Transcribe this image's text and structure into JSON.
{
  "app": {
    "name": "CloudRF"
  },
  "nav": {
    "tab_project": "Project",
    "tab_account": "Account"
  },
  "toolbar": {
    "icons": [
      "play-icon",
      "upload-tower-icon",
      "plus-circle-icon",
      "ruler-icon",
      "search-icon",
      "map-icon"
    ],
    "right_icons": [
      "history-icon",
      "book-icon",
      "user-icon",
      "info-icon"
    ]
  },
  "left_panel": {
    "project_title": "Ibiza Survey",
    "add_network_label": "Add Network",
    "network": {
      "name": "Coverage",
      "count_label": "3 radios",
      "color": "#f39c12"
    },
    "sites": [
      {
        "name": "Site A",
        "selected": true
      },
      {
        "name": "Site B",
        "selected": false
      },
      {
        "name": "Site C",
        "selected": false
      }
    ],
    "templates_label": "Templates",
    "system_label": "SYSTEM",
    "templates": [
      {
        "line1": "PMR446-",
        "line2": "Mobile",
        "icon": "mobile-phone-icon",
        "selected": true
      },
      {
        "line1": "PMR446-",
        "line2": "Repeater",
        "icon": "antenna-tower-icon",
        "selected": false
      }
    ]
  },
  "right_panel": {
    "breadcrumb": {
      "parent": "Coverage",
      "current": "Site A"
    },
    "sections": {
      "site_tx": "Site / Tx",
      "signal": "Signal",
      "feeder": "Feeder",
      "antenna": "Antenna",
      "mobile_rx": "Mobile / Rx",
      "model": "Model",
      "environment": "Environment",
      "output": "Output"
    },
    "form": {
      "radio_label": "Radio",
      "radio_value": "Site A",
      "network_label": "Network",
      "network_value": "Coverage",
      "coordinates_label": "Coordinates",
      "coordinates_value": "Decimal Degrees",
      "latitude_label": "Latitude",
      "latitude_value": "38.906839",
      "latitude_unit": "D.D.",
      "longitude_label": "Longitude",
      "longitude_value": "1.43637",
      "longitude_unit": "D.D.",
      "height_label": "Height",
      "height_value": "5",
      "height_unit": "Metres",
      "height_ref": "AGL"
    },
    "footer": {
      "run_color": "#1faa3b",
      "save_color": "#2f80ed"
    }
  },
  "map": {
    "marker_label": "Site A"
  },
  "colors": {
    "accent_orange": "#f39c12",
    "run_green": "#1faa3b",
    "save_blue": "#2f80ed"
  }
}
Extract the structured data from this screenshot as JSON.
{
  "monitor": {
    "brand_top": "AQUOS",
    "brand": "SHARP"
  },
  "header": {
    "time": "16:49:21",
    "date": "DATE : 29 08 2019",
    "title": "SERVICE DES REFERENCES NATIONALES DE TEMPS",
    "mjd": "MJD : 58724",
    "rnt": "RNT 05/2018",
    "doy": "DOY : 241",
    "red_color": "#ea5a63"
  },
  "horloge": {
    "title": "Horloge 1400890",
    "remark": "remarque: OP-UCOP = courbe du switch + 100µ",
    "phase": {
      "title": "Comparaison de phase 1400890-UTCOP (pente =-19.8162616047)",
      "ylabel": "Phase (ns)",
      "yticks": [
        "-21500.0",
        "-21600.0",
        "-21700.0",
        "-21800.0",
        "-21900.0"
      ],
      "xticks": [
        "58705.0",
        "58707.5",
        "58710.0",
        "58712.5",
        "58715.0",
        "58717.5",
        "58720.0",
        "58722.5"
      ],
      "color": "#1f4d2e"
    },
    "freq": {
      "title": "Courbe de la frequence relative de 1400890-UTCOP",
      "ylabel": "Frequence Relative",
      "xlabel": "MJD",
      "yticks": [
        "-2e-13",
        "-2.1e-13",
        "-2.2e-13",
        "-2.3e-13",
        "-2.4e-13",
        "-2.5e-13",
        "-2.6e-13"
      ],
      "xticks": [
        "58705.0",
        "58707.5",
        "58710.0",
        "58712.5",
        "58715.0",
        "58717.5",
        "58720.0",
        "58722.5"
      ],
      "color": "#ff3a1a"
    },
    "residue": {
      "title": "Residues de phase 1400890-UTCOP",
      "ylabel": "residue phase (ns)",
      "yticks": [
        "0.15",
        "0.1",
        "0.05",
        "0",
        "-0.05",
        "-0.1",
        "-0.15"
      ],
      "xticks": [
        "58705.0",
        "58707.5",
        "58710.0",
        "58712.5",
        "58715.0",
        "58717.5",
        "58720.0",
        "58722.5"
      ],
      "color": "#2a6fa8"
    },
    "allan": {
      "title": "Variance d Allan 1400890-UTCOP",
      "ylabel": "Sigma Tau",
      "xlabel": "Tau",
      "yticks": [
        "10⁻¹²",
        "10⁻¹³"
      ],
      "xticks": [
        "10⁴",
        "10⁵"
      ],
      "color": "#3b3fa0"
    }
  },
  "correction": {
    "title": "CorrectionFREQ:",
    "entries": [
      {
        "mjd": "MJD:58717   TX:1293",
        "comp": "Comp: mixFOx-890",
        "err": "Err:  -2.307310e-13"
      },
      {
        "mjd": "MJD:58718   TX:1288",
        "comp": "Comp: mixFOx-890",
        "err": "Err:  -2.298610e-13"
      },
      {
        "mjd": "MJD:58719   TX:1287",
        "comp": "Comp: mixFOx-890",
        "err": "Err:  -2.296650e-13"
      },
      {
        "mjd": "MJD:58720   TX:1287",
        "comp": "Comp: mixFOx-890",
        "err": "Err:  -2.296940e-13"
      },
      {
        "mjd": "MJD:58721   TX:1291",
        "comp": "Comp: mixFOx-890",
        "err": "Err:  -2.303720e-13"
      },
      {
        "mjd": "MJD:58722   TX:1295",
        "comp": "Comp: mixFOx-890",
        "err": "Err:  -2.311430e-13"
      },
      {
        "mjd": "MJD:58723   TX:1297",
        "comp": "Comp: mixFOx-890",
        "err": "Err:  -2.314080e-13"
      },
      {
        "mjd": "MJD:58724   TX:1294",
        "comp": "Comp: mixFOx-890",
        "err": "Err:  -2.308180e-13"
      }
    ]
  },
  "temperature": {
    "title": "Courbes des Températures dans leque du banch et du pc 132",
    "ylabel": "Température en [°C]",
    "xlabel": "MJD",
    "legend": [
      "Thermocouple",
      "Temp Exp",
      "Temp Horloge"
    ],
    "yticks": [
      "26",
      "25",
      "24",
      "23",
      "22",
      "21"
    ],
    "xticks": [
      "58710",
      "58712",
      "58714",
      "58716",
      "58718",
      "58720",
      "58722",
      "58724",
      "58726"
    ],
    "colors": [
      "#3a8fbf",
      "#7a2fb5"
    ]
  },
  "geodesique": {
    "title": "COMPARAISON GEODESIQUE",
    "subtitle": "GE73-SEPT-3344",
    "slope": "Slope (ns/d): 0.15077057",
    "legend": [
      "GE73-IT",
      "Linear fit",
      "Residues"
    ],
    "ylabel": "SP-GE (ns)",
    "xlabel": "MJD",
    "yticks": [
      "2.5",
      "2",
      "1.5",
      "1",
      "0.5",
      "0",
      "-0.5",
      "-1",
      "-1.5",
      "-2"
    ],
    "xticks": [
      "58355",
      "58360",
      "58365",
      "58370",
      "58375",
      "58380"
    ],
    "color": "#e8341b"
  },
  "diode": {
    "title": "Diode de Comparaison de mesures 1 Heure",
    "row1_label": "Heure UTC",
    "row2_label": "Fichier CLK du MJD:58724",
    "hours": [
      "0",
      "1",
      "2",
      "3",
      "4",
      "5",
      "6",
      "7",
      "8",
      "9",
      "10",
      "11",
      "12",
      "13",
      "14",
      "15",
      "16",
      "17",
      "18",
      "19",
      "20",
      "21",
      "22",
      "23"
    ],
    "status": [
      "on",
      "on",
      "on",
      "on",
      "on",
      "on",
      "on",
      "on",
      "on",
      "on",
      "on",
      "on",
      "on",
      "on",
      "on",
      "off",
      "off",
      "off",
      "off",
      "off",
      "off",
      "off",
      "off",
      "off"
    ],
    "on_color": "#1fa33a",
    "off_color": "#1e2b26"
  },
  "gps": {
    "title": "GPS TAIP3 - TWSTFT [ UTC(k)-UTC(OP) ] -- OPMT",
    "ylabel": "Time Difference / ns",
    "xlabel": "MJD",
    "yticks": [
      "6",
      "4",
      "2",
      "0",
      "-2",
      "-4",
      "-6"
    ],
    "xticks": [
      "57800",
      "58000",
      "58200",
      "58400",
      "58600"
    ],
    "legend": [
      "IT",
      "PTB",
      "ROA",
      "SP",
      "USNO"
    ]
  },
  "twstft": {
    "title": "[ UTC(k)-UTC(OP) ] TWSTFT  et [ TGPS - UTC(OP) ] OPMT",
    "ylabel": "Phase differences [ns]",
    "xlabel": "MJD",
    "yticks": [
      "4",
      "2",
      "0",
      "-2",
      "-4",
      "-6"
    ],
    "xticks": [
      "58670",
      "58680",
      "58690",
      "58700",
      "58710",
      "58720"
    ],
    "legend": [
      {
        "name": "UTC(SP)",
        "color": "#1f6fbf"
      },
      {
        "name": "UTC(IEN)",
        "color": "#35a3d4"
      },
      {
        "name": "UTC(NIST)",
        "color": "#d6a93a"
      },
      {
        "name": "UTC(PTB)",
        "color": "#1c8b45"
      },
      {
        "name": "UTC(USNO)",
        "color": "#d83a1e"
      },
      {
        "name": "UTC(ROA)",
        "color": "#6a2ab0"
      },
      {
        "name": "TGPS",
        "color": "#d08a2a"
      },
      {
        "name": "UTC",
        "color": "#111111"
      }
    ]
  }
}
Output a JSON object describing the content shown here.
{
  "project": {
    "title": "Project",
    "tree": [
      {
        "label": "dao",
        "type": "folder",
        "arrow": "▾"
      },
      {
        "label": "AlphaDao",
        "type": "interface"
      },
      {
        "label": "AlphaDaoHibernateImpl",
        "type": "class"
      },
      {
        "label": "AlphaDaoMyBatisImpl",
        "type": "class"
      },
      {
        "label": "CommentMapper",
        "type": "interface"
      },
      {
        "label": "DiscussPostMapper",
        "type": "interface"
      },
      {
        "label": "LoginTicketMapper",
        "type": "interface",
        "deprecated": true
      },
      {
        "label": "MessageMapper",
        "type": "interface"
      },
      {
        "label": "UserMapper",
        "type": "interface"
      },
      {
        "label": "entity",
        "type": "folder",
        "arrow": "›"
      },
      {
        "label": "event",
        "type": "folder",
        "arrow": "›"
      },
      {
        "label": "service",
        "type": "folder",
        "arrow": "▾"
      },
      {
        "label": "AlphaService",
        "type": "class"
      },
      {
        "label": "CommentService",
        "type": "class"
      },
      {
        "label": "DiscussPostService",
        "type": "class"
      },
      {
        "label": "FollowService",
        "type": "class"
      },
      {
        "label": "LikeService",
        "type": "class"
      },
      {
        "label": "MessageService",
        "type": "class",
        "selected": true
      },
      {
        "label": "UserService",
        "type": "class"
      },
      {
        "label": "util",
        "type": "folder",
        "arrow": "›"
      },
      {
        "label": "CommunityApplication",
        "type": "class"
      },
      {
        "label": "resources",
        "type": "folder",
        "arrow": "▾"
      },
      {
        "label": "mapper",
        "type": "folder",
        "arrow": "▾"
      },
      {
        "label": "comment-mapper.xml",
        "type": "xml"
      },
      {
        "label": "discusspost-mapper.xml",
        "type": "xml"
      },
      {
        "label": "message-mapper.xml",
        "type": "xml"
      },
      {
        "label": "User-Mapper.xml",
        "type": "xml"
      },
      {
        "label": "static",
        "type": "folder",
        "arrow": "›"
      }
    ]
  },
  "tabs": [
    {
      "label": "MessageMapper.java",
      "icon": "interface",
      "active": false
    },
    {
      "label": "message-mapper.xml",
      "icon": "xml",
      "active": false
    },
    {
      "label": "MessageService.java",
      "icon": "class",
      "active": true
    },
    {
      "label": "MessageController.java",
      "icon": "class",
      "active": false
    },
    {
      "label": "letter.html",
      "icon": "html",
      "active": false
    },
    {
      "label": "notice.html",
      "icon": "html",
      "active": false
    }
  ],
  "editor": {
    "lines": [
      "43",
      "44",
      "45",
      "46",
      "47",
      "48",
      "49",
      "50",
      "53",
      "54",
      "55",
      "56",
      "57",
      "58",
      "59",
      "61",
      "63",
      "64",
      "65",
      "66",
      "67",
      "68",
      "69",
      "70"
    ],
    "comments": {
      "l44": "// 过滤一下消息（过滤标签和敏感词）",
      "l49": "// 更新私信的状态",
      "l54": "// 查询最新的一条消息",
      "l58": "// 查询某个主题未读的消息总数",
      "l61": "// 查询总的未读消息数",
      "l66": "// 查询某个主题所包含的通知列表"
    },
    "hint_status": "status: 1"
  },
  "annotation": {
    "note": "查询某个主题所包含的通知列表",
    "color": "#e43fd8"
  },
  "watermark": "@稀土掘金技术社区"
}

* * * * *

* [Goal]:
Check each line of the records above for "ylabel", and copy those that have it.

* [Output for this task]:
      "ylabel": "Phase (ns)",
      "ylabel": "Frequence Relative",
      "ylabel": "residue phase (ns)",
      "ylabel": "Sigma Tau",
    "ylabel": "Température en [°C]",
    "ylabel": "SP-GE (ns)",
    "ylabel": "Time Difference / ns",
    "ylabel": "Phase differences [ns]",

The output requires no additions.